GIVEN REQUEST: Locate the lines of the listing below that hold "время", then copy each of them.

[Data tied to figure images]
******************************

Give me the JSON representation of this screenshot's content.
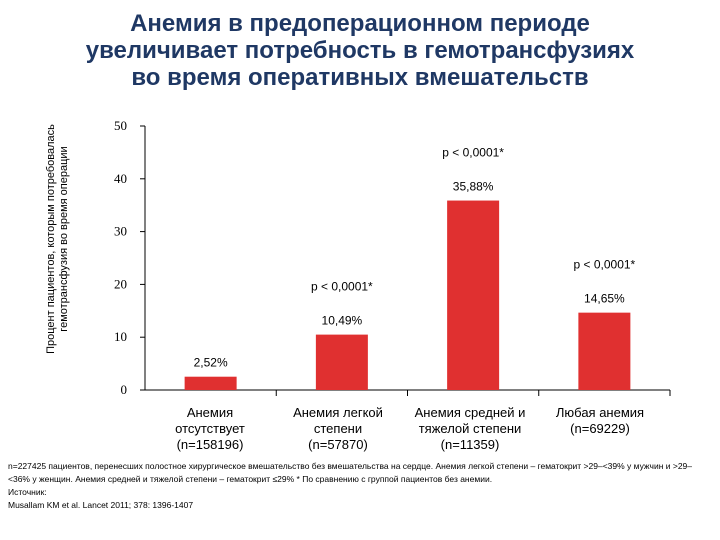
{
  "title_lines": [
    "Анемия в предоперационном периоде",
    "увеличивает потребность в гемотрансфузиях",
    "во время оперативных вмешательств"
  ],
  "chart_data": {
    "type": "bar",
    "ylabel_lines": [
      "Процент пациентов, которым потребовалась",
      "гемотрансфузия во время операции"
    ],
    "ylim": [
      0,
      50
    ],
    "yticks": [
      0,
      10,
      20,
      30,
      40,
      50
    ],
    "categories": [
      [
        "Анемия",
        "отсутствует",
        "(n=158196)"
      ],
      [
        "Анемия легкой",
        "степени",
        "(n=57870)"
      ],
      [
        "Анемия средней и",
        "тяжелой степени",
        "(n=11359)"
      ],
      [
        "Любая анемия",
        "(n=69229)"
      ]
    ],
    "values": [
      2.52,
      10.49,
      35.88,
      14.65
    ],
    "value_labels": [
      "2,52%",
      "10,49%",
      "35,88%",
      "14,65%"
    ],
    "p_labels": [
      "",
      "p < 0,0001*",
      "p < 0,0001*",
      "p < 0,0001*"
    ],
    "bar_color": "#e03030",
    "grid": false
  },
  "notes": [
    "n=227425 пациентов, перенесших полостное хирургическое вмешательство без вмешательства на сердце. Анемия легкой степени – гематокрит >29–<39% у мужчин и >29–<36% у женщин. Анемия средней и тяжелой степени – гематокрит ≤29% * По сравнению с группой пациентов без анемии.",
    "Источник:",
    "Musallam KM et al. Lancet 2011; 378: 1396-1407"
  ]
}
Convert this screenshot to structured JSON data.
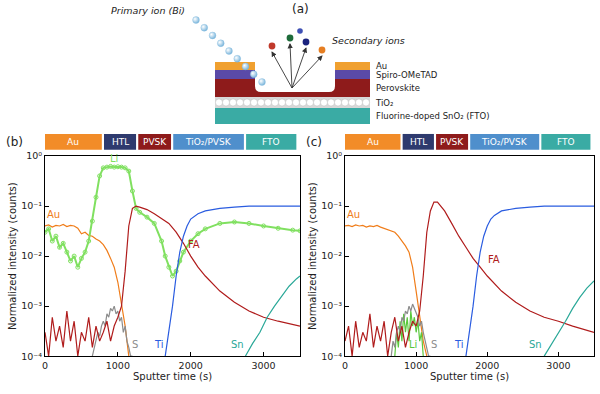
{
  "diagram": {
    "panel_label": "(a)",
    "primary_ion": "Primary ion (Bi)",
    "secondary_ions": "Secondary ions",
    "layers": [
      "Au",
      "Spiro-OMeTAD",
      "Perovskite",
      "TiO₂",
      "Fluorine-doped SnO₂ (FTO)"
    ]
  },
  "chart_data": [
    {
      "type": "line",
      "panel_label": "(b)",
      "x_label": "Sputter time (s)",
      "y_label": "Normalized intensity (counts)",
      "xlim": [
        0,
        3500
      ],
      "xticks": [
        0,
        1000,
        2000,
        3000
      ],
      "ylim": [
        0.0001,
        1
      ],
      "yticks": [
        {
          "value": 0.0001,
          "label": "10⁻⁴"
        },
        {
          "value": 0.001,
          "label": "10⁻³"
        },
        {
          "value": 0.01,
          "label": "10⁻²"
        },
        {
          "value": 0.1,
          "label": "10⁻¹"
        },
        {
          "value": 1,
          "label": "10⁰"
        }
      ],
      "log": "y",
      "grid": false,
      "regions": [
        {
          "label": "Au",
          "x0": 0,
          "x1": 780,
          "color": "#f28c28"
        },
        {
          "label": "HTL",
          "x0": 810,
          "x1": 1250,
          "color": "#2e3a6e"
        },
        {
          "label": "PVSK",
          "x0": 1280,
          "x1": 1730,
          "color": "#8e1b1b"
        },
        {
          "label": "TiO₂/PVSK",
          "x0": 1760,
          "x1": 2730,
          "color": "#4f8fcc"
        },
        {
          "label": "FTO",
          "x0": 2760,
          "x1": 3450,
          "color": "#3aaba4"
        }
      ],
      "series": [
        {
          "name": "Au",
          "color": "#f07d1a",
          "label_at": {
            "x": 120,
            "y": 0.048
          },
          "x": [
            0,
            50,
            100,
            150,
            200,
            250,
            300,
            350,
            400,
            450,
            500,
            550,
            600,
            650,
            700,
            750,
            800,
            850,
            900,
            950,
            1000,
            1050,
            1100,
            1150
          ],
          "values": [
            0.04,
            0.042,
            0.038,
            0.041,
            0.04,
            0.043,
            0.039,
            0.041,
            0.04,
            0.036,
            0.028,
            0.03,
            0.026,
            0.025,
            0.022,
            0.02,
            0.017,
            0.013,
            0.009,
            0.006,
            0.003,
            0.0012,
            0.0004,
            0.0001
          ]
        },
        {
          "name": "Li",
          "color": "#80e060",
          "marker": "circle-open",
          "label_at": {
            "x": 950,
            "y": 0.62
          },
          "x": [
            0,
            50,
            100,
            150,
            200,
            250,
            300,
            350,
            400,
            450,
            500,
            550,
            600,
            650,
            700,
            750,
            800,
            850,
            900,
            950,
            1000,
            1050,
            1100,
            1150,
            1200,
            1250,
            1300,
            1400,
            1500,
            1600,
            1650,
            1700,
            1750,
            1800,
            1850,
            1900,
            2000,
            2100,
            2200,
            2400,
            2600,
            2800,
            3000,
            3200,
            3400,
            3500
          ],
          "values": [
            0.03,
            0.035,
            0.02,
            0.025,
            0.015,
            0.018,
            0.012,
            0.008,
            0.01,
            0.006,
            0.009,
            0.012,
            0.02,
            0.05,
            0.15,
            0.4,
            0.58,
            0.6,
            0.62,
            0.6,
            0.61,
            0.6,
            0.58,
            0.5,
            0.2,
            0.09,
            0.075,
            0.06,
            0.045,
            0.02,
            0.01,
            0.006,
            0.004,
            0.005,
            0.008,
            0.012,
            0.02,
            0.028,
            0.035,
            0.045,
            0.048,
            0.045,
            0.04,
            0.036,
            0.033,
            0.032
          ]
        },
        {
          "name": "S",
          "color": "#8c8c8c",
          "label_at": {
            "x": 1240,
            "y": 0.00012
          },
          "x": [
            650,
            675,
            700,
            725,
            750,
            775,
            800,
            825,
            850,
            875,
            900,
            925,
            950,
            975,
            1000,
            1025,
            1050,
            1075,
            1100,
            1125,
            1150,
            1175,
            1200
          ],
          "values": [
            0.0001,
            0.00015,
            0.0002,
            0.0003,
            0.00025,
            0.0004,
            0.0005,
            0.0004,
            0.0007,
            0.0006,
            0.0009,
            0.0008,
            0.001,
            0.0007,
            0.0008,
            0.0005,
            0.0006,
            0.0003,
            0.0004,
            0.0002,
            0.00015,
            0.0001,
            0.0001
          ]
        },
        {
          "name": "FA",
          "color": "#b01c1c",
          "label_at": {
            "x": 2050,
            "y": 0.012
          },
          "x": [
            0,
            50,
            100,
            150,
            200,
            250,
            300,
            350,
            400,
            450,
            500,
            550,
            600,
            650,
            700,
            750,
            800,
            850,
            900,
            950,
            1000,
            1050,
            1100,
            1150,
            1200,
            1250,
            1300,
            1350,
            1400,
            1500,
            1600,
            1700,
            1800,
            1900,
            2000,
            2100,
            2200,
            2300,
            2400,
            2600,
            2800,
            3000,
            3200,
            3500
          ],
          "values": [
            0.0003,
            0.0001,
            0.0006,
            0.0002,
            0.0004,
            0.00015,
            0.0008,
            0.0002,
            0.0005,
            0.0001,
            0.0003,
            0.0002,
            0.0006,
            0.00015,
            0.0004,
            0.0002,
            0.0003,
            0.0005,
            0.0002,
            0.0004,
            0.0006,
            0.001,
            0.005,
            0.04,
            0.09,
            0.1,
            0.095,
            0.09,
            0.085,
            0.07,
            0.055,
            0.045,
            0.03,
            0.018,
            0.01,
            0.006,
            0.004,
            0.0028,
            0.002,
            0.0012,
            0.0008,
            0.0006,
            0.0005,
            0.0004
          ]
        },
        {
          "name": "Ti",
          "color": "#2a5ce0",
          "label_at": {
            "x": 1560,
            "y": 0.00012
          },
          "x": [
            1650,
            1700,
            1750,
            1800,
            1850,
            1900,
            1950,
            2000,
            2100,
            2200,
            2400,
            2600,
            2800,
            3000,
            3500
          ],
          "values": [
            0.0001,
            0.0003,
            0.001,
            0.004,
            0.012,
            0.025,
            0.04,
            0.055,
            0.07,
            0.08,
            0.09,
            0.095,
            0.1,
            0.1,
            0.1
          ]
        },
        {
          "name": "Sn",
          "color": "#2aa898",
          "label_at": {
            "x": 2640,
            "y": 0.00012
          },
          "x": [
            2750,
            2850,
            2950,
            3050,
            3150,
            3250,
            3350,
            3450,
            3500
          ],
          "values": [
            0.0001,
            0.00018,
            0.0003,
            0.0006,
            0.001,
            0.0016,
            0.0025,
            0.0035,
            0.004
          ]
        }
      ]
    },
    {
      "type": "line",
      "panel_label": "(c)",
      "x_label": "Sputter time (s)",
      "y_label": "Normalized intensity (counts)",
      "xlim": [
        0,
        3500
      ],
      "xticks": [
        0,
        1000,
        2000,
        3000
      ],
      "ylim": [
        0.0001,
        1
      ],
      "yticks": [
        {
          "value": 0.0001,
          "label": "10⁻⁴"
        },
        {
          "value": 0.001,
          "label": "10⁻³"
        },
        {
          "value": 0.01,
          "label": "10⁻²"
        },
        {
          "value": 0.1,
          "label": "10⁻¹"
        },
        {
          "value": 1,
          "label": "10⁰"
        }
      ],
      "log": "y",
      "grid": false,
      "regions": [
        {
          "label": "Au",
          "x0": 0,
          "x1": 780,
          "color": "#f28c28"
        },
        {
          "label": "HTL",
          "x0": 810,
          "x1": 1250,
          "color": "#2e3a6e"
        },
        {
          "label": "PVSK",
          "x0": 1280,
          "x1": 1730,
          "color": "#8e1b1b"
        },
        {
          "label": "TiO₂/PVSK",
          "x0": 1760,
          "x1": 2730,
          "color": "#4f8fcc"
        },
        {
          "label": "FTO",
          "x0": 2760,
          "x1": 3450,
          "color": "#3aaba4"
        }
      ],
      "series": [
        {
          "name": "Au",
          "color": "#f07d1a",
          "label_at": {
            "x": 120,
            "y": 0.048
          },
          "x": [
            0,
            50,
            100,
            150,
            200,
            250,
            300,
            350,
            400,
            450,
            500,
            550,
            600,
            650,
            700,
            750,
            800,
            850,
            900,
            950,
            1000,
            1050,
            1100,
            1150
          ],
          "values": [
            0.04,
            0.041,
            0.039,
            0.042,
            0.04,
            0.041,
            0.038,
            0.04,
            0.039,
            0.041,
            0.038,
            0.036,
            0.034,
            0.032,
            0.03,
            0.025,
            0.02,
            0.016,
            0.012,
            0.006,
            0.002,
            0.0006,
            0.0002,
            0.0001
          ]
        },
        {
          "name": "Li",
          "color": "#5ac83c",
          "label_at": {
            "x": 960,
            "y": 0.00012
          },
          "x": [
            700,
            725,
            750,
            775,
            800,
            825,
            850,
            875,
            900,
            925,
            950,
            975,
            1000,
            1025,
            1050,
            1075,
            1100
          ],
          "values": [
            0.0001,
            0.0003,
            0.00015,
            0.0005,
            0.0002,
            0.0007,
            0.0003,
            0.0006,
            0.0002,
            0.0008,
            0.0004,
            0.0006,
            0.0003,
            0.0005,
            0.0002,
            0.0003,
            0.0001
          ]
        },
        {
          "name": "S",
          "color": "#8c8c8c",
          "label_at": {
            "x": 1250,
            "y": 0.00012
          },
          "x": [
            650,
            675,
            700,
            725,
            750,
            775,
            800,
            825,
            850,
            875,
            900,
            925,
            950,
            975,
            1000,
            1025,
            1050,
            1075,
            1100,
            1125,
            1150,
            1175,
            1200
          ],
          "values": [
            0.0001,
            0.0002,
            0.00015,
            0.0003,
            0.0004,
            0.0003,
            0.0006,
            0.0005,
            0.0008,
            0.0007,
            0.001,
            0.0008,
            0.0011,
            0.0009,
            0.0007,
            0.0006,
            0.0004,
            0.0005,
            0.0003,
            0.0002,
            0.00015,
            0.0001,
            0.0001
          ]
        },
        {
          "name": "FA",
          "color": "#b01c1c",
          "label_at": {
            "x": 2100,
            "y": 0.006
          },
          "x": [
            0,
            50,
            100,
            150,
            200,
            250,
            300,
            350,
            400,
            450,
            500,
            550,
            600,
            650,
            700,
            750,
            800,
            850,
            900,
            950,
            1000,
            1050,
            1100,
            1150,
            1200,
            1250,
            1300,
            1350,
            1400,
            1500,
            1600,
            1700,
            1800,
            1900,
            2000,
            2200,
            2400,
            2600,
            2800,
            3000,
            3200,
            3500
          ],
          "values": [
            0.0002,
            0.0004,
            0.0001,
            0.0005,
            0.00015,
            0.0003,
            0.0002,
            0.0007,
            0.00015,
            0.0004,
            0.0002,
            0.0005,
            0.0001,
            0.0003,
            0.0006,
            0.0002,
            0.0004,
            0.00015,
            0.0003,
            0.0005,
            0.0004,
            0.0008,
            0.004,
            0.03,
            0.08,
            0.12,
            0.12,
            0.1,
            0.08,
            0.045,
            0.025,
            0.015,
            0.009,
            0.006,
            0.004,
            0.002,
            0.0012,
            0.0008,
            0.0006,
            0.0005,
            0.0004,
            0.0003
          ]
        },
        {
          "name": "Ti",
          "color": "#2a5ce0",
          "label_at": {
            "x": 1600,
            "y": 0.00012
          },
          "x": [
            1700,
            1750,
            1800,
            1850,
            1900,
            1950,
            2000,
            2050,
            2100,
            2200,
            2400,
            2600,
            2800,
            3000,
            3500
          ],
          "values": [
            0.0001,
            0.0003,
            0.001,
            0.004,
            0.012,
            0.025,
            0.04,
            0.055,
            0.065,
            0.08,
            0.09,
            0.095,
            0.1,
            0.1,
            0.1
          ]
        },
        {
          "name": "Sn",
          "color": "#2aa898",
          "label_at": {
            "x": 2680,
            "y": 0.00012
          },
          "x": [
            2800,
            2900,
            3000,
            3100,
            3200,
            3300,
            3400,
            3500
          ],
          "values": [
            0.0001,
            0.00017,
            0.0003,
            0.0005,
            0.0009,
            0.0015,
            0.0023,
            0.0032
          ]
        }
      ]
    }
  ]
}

******************************

RESULT OF THE EXERCISE:
    "во время оперативных вмешательств"
      "гемотрансфузия во время операции"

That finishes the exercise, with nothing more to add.